(Stored records)

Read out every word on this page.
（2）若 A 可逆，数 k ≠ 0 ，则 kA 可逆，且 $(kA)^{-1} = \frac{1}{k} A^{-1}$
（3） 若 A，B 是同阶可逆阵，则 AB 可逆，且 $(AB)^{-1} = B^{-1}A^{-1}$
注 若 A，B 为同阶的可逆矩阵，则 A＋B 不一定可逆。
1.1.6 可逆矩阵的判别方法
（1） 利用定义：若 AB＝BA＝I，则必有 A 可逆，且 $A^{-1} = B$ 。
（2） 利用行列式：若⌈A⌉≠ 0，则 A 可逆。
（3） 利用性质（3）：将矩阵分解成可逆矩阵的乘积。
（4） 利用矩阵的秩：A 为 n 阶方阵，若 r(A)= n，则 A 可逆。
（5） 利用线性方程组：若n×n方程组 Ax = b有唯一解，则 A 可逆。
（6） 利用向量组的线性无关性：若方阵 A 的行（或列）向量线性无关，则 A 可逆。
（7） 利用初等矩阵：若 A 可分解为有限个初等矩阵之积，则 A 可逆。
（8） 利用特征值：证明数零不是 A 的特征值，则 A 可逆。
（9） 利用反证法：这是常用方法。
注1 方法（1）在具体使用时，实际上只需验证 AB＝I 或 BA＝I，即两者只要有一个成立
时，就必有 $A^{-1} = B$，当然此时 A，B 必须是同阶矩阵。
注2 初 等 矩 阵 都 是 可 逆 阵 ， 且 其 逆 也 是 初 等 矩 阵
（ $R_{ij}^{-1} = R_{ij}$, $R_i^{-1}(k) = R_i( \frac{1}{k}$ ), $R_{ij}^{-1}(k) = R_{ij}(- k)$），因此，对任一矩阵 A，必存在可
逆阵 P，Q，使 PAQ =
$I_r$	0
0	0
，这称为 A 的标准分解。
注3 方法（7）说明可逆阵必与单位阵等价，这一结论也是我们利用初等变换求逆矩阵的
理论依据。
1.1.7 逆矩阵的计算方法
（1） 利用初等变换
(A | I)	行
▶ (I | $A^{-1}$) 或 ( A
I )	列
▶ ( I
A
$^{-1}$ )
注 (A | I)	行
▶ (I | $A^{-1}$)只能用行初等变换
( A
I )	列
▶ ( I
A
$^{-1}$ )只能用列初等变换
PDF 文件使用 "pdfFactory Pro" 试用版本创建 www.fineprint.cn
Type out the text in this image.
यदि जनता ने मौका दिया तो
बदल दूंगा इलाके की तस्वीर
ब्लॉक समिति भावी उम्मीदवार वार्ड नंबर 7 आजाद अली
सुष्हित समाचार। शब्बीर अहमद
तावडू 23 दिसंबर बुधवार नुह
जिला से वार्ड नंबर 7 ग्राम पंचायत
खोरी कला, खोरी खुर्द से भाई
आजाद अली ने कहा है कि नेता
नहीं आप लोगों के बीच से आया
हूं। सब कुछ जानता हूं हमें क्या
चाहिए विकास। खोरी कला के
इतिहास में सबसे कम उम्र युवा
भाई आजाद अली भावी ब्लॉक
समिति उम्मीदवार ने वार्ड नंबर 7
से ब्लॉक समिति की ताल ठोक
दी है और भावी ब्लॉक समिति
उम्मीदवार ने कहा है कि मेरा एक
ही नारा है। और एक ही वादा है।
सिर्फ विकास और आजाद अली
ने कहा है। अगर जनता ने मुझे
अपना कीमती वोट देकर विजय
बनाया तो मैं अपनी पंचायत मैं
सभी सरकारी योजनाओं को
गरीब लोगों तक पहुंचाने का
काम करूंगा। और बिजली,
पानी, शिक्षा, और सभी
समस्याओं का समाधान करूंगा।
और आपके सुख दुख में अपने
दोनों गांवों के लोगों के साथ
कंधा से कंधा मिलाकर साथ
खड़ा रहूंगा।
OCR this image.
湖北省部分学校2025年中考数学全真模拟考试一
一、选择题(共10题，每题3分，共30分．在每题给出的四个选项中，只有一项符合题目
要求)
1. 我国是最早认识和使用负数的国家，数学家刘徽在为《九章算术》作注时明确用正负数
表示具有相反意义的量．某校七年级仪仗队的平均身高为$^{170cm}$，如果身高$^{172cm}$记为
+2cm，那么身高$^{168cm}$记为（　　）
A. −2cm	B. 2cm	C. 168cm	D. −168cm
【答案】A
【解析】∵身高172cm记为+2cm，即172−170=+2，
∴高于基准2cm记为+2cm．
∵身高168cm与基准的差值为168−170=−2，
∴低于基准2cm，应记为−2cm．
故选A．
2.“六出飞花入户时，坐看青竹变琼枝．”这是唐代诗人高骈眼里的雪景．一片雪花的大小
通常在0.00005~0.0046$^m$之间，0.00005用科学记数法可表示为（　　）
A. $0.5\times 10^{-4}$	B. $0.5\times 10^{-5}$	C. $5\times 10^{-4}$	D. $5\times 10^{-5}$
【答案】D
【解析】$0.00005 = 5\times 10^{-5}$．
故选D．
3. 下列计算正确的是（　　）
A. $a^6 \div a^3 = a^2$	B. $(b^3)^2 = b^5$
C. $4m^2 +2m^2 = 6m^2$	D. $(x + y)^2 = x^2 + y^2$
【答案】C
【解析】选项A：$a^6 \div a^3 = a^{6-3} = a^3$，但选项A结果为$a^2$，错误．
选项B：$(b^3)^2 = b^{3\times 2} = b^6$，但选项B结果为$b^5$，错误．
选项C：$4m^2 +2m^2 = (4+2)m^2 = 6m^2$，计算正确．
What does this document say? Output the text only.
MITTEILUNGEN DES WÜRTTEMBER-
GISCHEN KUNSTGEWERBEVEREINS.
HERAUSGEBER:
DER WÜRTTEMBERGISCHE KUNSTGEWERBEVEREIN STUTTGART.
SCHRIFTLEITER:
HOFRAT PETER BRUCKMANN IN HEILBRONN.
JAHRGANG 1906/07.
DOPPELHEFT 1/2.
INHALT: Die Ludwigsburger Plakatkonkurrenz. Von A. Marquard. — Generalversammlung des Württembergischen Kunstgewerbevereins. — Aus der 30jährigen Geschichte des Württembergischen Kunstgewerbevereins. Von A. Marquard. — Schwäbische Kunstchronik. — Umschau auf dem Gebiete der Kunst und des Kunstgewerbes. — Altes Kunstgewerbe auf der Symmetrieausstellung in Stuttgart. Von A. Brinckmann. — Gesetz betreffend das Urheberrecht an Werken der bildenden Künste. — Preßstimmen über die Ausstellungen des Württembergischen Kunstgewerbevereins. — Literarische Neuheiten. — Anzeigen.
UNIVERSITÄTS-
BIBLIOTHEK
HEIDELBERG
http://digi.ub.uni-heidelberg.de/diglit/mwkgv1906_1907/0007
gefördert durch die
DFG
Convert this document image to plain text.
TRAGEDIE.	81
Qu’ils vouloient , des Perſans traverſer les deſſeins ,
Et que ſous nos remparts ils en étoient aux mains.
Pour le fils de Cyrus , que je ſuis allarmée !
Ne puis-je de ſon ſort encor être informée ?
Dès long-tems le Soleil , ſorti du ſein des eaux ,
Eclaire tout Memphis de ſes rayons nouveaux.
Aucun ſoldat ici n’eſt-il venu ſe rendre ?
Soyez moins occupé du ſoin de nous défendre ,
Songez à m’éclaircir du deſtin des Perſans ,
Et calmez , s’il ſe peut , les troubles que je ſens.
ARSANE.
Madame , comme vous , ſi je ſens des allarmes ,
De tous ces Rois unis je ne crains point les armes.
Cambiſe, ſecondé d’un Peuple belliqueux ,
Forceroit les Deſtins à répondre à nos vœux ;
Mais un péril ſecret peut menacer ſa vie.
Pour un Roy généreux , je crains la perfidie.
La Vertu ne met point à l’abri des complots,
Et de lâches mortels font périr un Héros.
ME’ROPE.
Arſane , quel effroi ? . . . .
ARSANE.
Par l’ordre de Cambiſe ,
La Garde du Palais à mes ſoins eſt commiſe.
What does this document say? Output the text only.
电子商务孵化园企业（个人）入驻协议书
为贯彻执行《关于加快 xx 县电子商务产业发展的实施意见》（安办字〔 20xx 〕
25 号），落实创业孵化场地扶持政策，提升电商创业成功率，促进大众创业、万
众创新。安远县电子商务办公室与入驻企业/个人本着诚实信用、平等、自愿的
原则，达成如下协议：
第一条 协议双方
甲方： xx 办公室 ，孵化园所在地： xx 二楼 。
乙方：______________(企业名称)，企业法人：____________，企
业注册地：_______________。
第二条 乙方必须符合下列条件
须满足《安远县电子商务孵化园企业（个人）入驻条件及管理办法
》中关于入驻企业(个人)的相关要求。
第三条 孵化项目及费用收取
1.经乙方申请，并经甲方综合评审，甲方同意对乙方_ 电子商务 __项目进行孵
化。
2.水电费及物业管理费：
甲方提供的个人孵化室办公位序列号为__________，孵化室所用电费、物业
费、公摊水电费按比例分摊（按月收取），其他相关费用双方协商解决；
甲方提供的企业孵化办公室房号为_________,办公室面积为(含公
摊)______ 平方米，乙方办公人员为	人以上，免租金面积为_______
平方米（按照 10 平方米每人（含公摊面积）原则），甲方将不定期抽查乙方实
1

■ **AIM**: Pick out and copy the lines of the material that include the word "Perſans".

■ **EXPECTED ANSWER**:
Qu’ils vouloient , des Perſans traverſer les deſſeins ,
Songez à m’éclaircir du deſtin des Perſans ,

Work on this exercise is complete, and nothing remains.